TASK GOAL: Output the material below unchanged, apart from leaving out the pictures.

INPUT RECORDS:
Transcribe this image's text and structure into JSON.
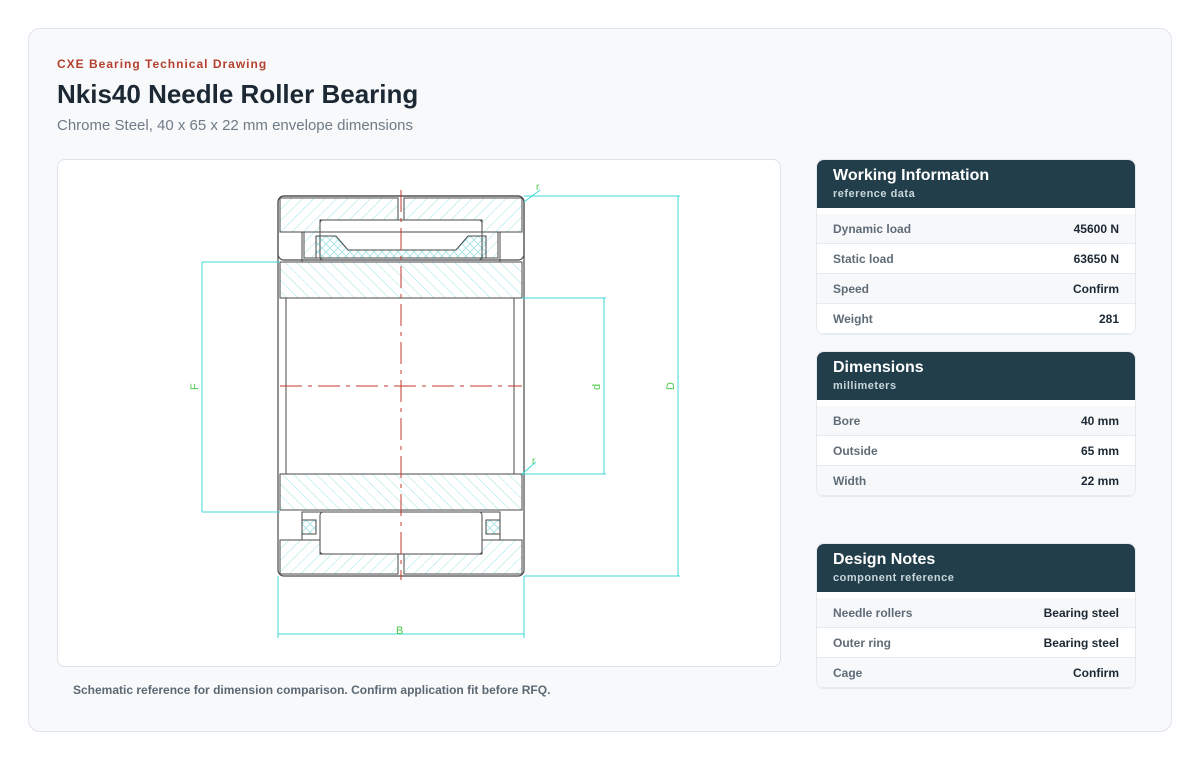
{
  "header": {
    "brand": "CXE Bearing Technical Drawing",
    "title": "Nkis40 Needle Roller Bearing",
    "subtitle": "Chrome Steel, 40 x 65 x 22 mm envelope dimensions"
  },
  "drawing": {
    "labels": {
      "F": "F",
      "d": "d",
      "D": "D",
      "B": "B",
      "r_top": "r",
      "r_inner": "r"
    },
    "colors": {
      "outline": "#4a4a4a",
      "dimension": "#3fd8d8",
      "label": "#4cc94c",
      "centerline": "#c0392b"
    }
  },
  "caption": "Schematic reference for dimension comparison. Confirm application fit before RFQ.",
  "panels": [
    {
      "title": "Working Information",
      "subtitle": "reference data",
      "rows": [
        {
          "label": "Dynamic load",
          "value": "45600 N"
        },
        {
          "label": "Static load",
          "value": "63650 N"
        },
        {
          "label": "Speed",
          "value": "Confirm"
        },
        {
          "label": "Weight",
          "value": "281"
        }
      ]
    },
    {
      "title": "Dimensions",
      "subtitle": "millimeters",
      "rows": [
        {
          "label": "Bore",
          "value": "40 mm"
        },
        {
          "label": "Outside",
          "value": "65 mm"
        },
        {
          "label": "Width",
          "value": "22 mm"
        }
      ]
    },
    {
      "title": "Design Notes",
      "subtitle": "component reference",
      "rows": [
        {
          "label": "Needle rollers",
          "value": "Bearing steel"
        },
        {
          "label": "Outer ring",
          "value": "Bearing steel"
        },
        {
          "label": "Cage",
          "value": "Confirm"
        }
      ]
    }
  ]
}
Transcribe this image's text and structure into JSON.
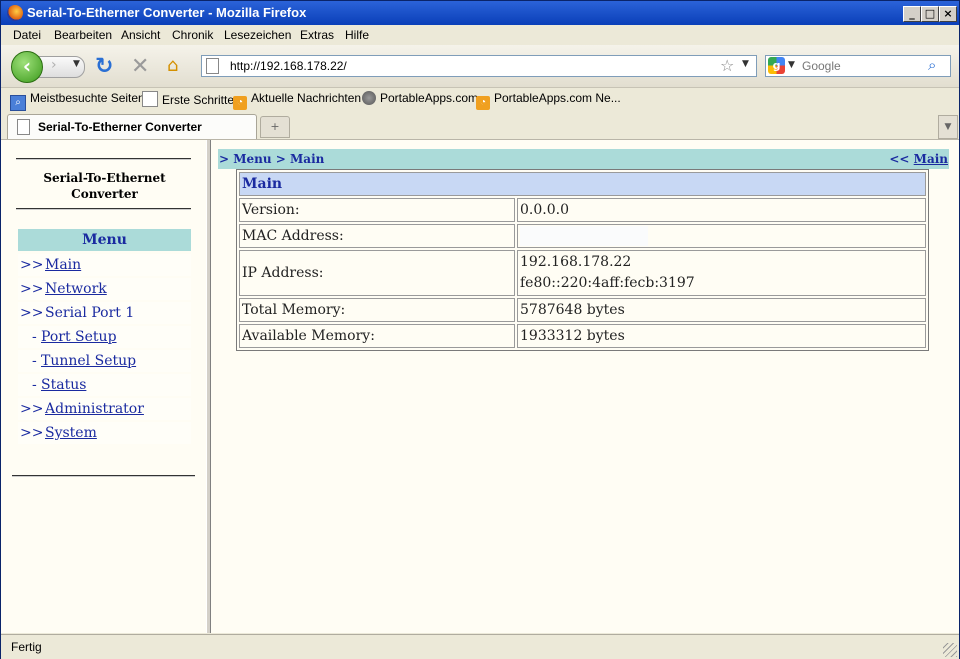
{
  "window": {
    "title": "Serial-To-Etherner Converter - Mozilla Firefox"
  },
  "menubar": [
    "Datei",
    "Bearbeiten",
    "Ansicht",
    "Chronik",
    "Lesezeichen",
    "Extras",
    "Hilfe"
  ],
  "navbar": {
    "url": "http://192.168.178.22/",
    "search_placeholder": "Google"
  },
  "bookmarks": [
    "Meistbesuchte Seiten",
    "Erste Schritte",
    "Aktuelle Nachrichten",
    "PortableApps.com",
    "PortableApps.com Ne..."
  ],
  "tabs": [
    {
      "label": "Serial-To-Etherner Converter"
    }
  ],
  "sidebar": {
    "brand_line1": "Serial-To-Ethernet",
    "brand_line2": "Converter",
    "menu_title": "Menu",
    "items": [
      {
        "prefix": ">>",
        "label": "Main"
      },
      {
        "prefix": ">>",
        "label": "Network"
      },
      {
        "prefix": ">>",
        "label": "Serial Port 1"
      },
      {
        "prefix": "-",
        "label": "Port Setup"
      },
      {
        "prefix": "-",
        "label": "Tunnel Setup"
      },
      {
        "prefix": "-",
        "label": "Status"
      },
      {
        "prefix": ">>",
        "label": "Administrator"
      },
      {
        "prefix": ">>",
        "label": "System"
      }
    ]
  },
  "breadcrumb": {
    "left": "> Menu > Main",
    "right_prefix": "<<",
    "right_link": "Main"
  },
  "info_table": {
    "title": "Main",
    "rows": [
      {
        "label": "Version:",
        "value": "0.0.0.0"
      },
      {
        "label": "MAC Address:",
        "value": ""
      },
      {
        "label": "IP Address:",
        "value": "192.168.178.22",
        "value2": "fe80::220:4aff:fecb:3197"
      },
      {
        "label": "Total Memory:",
        "value": "5787648 bytes"
      },
      {
        "label": "Available Memory:",
        "value": "1933312 bytes"
      }
    ]
  },
  "status": {
    "text": "Fertig"
  }
}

RESPONSE TO THE EXERCISE:
Transcribe this image's text and structure into JSON.
{
  "header": {
    "brand": "CXE Bearing Technical Drawing",
    "title": "Nkis40 Needle Roller Bearing",
    "subtitle": "Chrome Steel, 40 x 65 x 22 mm envelope dimensions"
  },
  "drawing": {
    "labels": {
      "F": "F",
      "d": "d",
      "D": "D",
      "B": "B",
      "r_top": "r",
      "r_inner": "r"
    },
    "colors": {
      "outline": "#4a4a4a",
      "dimension": "#3fd8d8",
      "label": "#4cc94c",
      "centerline": "#c0392b"
    }
  },
  "caption": "Schematic reference for dimension comparison. Confirm application fit before RFQ.",
  "panels": [
    {
      "title": "Working Information",
      "subtitle": "reference data",
      "rows": [
        {
          "label": "Dynamic load",
          "value": "45600 N"
        },
        {
          "label": "Static load",
          "value": "63650 N"
        },
        {
          "label": "Speed",
          "value": "Confirm"
        },
        {
          "label": "Weight",
          "value": "281"
        }
      ]
    },
    {
      "title": "Dimensions",
      "subtitle": "millimeters",
      "rows": [
        {
          "label": "Bore",
          "value": "40 mm"
        },
        {
          "label": "Outside",
          "value": "65 mm"
        },
        {
          "label": "Width",
          "value": "22 mm"
        }
      ]
    },
    {
      "title": "Design Notes",
      "subtitle": "component reference",
      "rows": [
        {
          "label": "Needle rollers",
          "value": "Bearing steel"
        },
        {
          "label": "Outer ring",
          "value": "Bearing steel"
        },
        {
          "label": "Cage",
          "value": "Confirm"
        }
      ]
    }
  ]
}
Transcribe this image's text and structure into JSON.
{
  "window": {
    "title": "Serial-To-Etherner Converter - Mozilla Firefox"
  },
  "menubar": [
    "Datei",
    "Bearbeiten",
    "Ansicht",
    "Chronik",
    "Lesezeichen",
    "Extras",
    "Hilfe"
  ],
  "navbar": {
    "url": "http://192.168.178.22/",
    "search_placeholder": "Google"
  },
  "bookmarks": [
    "Meistbesuchte Seiten",
    "Erste Schritte",
    "Aktuelle Nachrichten",
    "PortableApps.com",
    "PortableApps.com Ne..."
  ],
  "tabs": [
    {
      "label": "Serial-To-Etherner Converter"
    }
  ],
  "sidebar": {
    "brand_line1": "Serial-To-Ethernet",
    "brand_line2": "Converter",
    "menu_title": "Menu",
    "items": [
      {
        "prefix": ">>",
        "label": "Main"
      },
      {
        "prefix": ">>",
        "label": "Network"
      },
      {
        "prefix": ">>",
        "label": "Serial Port 1"
      },
      {
        "prefix": "-",
        "label": "Port Setup"
      },
      {
        "prefix": "-",
        "label": "Tunnel Setup"
      },
      {
        "prefix": "-",
        "label": "Status"
      },
      {
        "prefix": ">>",
        "label": "Administrator"
      },
      {
        "prefix": ">>",
        "label": "System"
      }
    ]
  },
  "breadcrumb": {
    "left": "> Menu > Main",
    "right_prefix": "<<",
    "right_link": "Main"
  },
  "info_table": {
    "title": "Main",
    "rows": [
      {
        "label": "Version:",
        "value": "0.0.0.0"
      },
      {
        "label": "MAC Address:",
        "value": ""
      },
      {
        "label": "IP Address:",
        "value": "192.168.178.22",
        "value2": "fe80::220:4aff:fecb:3197"
      },
      {
        "label": "Total Memory:",
        "value": "5787648 bytes"
      },
      {
        "label": "Available Memory:",
        "value": "1933312 bytes"
      }
    ]
  },
  "status": {
    "text": "Fertig"
  }
}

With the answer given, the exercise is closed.